--- EXERCISE PROMPT ---
Transcribe every line of the data below word for word, leaving the pictures out of your answer.

--- RECORDS FOR THIS EXERCISE ---
..............................

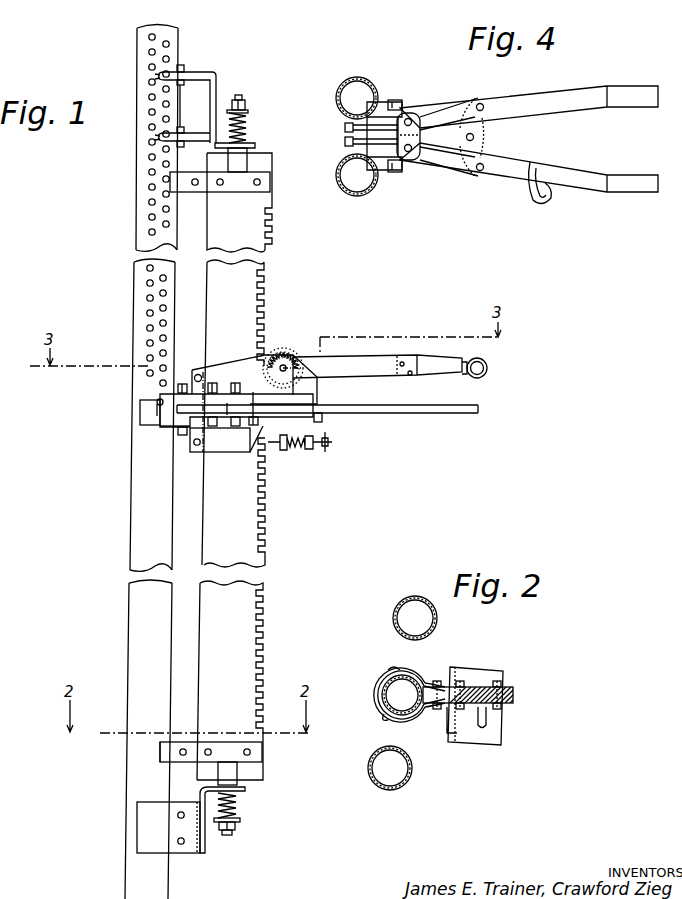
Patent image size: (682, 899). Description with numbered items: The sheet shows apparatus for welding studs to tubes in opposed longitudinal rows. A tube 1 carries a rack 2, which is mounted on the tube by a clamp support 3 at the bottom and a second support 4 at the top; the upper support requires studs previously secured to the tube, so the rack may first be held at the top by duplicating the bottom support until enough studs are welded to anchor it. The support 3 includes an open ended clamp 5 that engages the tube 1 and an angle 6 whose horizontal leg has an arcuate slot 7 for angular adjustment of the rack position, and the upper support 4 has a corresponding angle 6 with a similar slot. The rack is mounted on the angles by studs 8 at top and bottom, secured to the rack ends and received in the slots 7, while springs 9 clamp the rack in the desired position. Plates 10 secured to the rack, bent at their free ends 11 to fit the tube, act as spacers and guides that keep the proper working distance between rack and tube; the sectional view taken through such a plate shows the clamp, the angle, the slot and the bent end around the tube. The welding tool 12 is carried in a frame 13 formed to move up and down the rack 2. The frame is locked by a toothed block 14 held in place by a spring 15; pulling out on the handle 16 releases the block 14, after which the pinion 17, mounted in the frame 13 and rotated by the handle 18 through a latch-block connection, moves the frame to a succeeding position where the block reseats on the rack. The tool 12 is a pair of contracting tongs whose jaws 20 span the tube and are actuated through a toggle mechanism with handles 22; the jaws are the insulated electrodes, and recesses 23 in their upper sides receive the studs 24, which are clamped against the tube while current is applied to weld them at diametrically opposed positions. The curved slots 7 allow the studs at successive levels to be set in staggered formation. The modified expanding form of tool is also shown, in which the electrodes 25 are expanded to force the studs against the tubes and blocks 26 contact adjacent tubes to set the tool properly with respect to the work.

In FIG. 1, the tube 1 is at (136, 160).
In FIG. 2, the tube 1 is at (383, 681).
In FIG. 1, the rack 2 is at (270, 296).
In FIG. 1, the clamp support 3 is at (205, 850).
In FIG. 1, the second support 4 is at (218, 86).
In FIG. 1, the open ended clamp 5 is at (190, 855).
In FIG. 2, the open ended clamp 5 is at (385, 716).
In FIG. 1, the angle 6 is at (252, 146).
In FIG. 2, the angle 6 is at (480, 746).
In FIG. 2, the arcuate slot 7 is at (490, 721).
In FIG. 1, the stud 8 is at (240, 100).
In FIG. 1, the spring 9 is at (246, 128).
In FIG. 1, the plate 10 is at (270, 184).
In FIG. 2, the plate 10 is at (480, 690).
In FIG. 1, the bent free end 11 is at (160, 750).
In FIG. 2, the bent free end 11 is at (428, 676).
In FIG. 1, the welding tool 12 is at (140, 408).
In FIG. 1, the frame 13 is at (217, 368).
In FIG. 1, the toothed block 14 is at (270, 446).
In FIG. 1, the spring 15 is at (300, 448).
In FIG. 1, the handle 16 is at (328, 456).
In FIG. 1, the pinion 17 is at (283, 354).
In FIG. 1, the handle 18 is at (395, 378).
In FIG. 1, the jaws 20 is at (157, 425).
In FIG. 1, the handles 22 is at (455, 417).
In FIG. 1, the recess 23 is at (157, 411).
In FIG. 1, the stud 24 is at (160, 400).
In FIG. 4, the electrode 25 is at (345, 142).
In FIG. 4, the block 26 is at (396, 102).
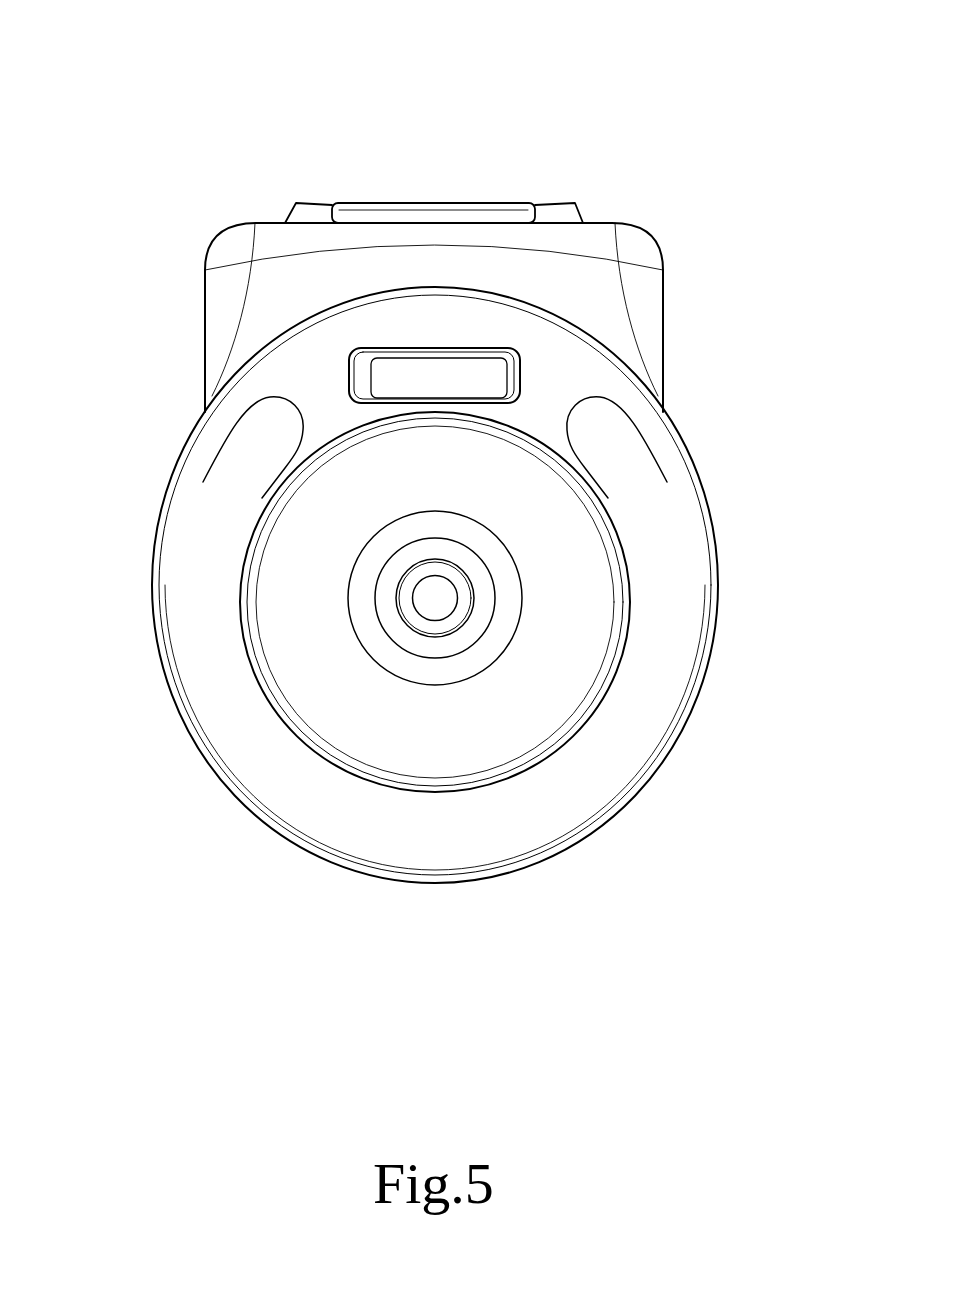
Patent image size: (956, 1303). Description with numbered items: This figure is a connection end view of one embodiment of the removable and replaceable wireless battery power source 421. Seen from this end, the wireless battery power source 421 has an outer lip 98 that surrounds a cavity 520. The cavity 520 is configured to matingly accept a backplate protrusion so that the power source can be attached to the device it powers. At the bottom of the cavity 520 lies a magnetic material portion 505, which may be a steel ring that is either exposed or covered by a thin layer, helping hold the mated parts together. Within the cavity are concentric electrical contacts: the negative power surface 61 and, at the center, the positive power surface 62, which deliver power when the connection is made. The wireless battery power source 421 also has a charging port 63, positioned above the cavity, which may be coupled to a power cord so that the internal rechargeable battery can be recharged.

The wireless battery power source 421 is at (170, 165).
The lip 98 is at (668, 618).
The cavity 520 is at (270, 562).
The magnetic material portion 505 is at (352, 719).
The negative power surface 61 is at (475, 567).
The positive power surface 62 is at (438, 603).
The charging port 63 is at (520, 365).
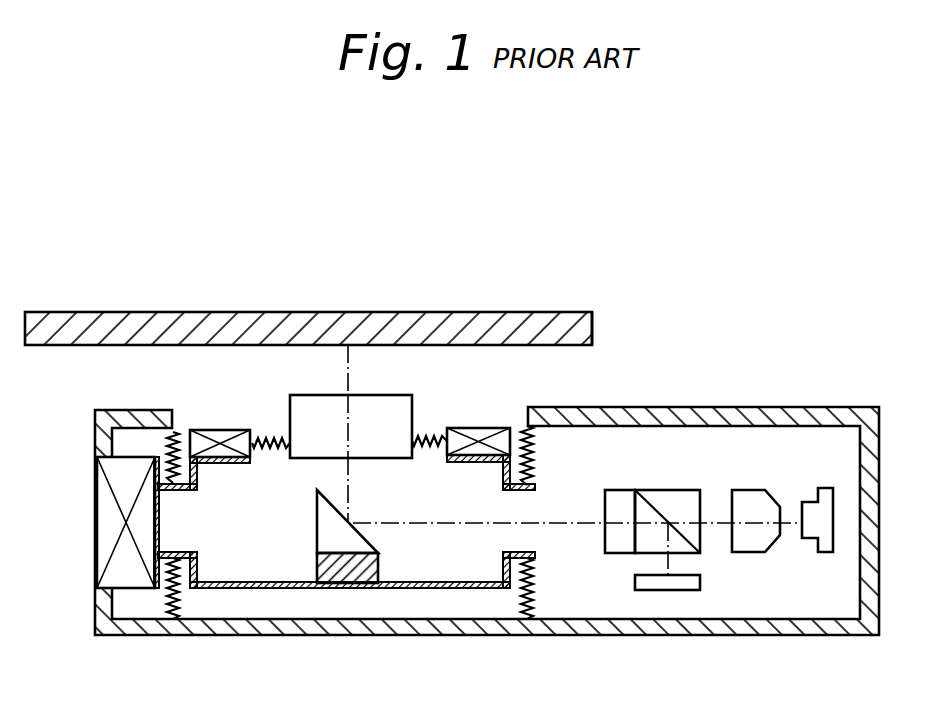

..............................

--- ANSWER IN FULL ---
Patent image size: (682, 899). Description with numbered items: The sheet shows apparatus for welding studs to tubes in opposed longitudinal rows. A tube 1 carries a rack 2, which is mounted on the tube by a clamp support 3 at the bottom and a second support 4 at the top; the upper support requires studs previously secured to the tube, so the rack may first be held at the top by duplicating the bottom support until enough studs are welded to anchor it. The support 3 includes an open ended clamp 5 that engages the tube 1 and an angle 6 whose horizontal leg has an arcuate slot 7 for angular adjustment of the rack position, and the upper support 4 has a corresponding angle 6 with a similar slot. The rack is mounted on the angles by studs 8 at top and bottom, secured to the rack ends and received in the slots 7, while springs 9 clamp the rack in the desired position. Plates 10 secured to the rack, bent at their free ends 11 to fit the tube, act as spacers and guides that keep the proper working distance between rack and tube; the sectional view taken through such a plate shows the clamp, the angle, the slot and the bent end around the tube. The welding tool 12 is carried in a frame 13 formed to move up and down the rack 2. The frame is locked by a toothed block 14 held in place by a spring 15; pulling out on the handle 16 releases the block 14, after which the pinion 17, mounted in the frame 13 and rotated by the handle 18 through a latch-block connection, moves the frame to a succeeding position where the block reseats on the rack. The tool 12 is a pair of contracting tongs whose jaws 20 span the tube and are actuated through a toggle mechanism with handles 22; the jaws are the insulated electrodes, and recesses 23 in their upper sides receive the studs 24, which are clamped against the tube while current is applied to weld them at diametrically opposed positions. The curved slots 7 allow the studs at successive levels to be set in staggered formation. The modified expanding form of tool is also shown, in which the electrodes 25 are expanded to force the studs against the tubes and blocks 26 contact adjacent tubes to set the tool properly with respect to the work.

In FIG. 1, the tube 1 is at (136, 160).
In FIG. 2, the tube 1 is at (383, 681).
In FIG. 1, the rack 2 is at (270, 296).
In FIG. 1, the clamp support 3 is at (205, 850).
In FIG. 1, the second support 4 is at (218, 86).
In FIG. 1, the open ended clamp 5 is at (190, 855).
In FIG. 2, the open ended clamp 5 is at (385, 716).
In FIG. 1, the angle 6 is at (252, 146).
In FIG. 2, the angle 6 is at (480, 746).
In FIG. 2, the arcuate slot 7 is at (490, 721).
In FIG. 1, the stud 8 is at (240, 100).
In FIG. 1, the spring 9 is at (246, 128).
In FIG. 1, the plate 10 is at (270, 184).
In FIG. 2, the plate 10 is at (480, 690).
In FIG. 1, the bent free end 11 is at (160, 750).
In FIG. 2, the bent free end 11 is at (428, 676).
In FIG. 1, the welding tool 12 is at (140, 408).
In FIG. 1, the frame 13 is at (217, 368).
In FIG. 1, the toothed block 14 is at (270, 446).
In FIG. 1, the spring 15 is at (300, 448).
In FIG. 1, the handle 16 is at (328, 456).
In FIG. 1, the pinion 17 is at (283, 354).
In FIG. 1, the handle 18 is at (395, 378).
In FIG. 1, the jaws 20 is at (157, 425).
In FIG. 1, the handles 22 is at (455, 417).
In FIG. 1, the recess 23 is at (157, 411).
In FIG. 1, the stud 24 is at (160, 400).
In FIG. 4, the electrode 25 is at (345, 142).
In FIG. 4, the block 26 is at (396, 102).
Patent image size: (956, 1303). Description with numbered items: This figure is a connection end view of one embodiment of the removable and replaceable wireless battery power source 421. Seen from this end, the wireless battery power source 421 has an outer lip 98 that surrounds a cavity 520. The cavity 520 is configured to matingly accept a backplate protrusion so that the power source can be attached to the device it powers. At the bottom of the cavity 520 lies a magnetic material portion 505, which may be a steel ring that is either exposed or covered by a thin layer, helping hold the mated parts together. Within the cavity are concentric electrical contacts: the negative power surface 61 and, at the center, the positive power surface 62, which deliver power when the connection is made. The wireless battery power source 421 also has a charging port 63, positioned above the cavity, which may be coupled to a power cord so that the internal rechargeable battery can be recharged.

The wireless battery power source 421 is at (170, 165).
The lip 98 is at (668, 618).
The cavity 520 is at (270, 562).
The magnetic material portion 505 is at (352, 719).
The negative power surface 61 is at (475, 567).
The positive power surface 62 is at (438, 603).
The charging port 63 is at (520, 365).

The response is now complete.